• DATASET RECORDS
= = = =
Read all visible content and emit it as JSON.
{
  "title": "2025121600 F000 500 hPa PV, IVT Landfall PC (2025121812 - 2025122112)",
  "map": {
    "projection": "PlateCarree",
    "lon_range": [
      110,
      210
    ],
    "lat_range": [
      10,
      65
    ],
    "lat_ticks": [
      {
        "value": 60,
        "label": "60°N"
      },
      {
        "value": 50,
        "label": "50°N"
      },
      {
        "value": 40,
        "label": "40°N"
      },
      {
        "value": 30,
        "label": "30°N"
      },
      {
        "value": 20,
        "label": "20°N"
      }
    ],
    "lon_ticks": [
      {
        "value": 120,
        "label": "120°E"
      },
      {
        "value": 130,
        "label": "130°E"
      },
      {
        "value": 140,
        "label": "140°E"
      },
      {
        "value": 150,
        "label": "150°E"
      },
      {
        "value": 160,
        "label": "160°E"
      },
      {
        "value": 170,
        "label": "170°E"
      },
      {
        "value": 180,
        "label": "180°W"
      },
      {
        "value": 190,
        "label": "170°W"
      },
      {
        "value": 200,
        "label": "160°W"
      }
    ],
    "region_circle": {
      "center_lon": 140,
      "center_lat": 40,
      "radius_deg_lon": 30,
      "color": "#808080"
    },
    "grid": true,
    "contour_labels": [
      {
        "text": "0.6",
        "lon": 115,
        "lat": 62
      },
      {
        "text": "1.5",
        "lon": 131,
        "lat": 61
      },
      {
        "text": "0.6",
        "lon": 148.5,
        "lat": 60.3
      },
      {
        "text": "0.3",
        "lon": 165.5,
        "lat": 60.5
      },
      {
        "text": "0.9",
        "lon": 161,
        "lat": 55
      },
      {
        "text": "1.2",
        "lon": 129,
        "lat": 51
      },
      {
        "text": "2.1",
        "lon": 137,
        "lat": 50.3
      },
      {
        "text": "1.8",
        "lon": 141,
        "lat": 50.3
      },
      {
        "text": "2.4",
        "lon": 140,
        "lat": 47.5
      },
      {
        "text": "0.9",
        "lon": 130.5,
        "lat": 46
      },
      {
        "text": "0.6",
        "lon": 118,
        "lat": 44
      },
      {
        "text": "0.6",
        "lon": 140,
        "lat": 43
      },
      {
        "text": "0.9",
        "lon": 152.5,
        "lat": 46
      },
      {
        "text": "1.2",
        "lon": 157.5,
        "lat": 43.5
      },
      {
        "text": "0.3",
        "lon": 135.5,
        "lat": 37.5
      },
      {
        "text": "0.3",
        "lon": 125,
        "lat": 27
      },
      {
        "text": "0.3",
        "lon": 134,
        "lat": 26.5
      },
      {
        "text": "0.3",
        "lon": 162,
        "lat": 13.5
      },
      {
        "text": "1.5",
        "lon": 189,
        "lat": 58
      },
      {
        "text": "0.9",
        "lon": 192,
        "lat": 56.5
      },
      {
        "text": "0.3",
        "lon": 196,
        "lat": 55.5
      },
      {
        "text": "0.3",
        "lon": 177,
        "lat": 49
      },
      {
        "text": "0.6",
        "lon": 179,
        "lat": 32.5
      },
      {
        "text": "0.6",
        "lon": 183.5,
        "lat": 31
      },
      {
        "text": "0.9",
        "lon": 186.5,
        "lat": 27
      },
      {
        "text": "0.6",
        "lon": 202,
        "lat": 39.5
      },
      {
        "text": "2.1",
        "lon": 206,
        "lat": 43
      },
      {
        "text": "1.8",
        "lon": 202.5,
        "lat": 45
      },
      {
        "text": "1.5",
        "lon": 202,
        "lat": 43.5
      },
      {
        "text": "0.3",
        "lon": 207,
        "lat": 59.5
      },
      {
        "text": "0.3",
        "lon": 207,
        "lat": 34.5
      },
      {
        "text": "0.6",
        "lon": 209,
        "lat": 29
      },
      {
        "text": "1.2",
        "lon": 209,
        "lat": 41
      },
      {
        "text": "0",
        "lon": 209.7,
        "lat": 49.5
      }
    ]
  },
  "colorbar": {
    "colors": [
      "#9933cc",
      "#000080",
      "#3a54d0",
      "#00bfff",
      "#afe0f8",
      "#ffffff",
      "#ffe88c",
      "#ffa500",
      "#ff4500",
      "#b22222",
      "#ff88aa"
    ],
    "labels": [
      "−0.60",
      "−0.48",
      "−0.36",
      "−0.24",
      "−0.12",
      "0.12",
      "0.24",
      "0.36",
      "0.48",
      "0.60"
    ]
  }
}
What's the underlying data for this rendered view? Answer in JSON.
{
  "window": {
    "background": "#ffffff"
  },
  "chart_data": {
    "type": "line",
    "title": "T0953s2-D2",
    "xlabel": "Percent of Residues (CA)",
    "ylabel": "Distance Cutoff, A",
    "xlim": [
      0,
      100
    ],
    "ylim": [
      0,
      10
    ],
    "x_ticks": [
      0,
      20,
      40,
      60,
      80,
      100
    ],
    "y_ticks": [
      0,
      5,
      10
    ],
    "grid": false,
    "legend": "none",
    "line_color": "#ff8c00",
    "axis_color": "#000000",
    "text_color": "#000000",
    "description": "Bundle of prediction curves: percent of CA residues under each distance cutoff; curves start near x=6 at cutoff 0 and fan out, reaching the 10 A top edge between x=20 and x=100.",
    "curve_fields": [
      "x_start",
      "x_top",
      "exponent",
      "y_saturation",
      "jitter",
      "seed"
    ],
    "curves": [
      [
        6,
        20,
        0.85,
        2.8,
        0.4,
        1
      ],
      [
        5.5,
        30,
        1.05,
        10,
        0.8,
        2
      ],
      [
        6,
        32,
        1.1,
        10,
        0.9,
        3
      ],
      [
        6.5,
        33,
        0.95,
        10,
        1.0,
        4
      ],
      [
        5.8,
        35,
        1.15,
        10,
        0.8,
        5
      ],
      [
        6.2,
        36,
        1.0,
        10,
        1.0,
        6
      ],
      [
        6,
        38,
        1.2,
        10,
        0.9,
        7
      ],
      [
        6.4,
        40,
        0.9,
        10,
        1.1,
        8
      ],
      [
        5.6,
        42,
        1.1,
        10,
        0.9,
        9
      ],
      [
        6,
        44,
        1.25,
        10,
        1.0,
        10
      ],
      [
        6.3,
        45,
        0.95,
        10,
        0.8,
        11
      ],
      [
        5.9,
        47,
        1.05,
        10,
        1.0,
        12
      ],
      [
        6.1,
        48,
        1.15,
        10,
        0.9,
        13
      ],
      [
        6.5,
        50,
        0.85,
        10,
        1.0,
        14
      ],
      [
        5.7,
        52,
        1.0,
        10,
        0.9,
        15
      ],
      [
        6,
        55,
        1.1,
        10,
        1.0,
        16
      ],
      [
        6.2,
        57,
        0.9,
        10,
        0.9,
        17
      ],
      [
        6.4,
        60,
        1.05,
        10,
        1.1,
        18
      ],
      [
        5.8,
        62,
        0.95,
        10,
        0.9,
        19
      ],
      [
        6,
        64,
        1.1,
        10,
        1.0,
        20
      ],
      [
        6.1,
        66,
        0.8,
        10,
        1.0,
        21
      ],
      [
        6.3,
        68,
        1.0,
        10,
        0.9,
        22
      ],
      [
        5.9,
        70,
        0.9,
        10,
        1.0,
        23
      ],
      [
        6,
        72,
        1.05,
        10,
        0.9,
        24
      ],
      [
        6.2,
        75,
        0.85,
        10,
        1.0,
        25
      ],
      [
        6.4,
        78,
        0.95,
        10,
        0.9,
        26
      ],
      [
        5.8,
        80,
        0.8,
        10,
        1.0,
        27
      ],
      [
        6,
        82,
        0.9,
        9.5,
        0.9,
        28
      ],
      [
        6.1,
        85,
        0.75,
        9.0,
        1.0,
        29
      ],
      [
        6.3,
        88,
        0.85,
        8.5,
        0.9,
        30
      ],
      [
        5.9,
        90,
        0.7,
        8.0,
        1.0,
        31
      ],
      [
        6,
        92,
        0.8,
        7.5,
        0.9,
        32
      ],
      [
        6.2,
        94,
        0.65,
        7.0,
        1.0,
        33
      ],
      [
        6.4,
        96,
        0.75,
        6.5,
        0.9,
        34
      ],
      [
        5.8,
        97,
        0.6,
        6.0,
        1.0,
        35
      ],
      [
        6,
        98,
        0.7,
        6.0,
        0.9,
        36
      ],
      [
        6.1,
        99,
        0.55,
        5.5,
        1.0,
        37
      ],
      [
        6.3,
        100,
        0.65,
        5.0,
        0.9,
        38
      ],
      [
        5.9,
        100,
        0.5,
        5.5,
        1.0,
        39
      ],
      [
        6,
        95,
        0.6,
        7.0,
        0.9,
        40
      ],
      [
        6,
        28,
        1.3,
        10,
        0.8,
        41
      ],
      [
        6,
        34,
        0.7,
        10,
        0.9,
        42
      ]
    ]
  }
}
= = = =
• WRITTEN EXERCISE
Working from the material above, state how many lines contain "title"; give only the number.

• ANSWER TO THE EXERCISE
2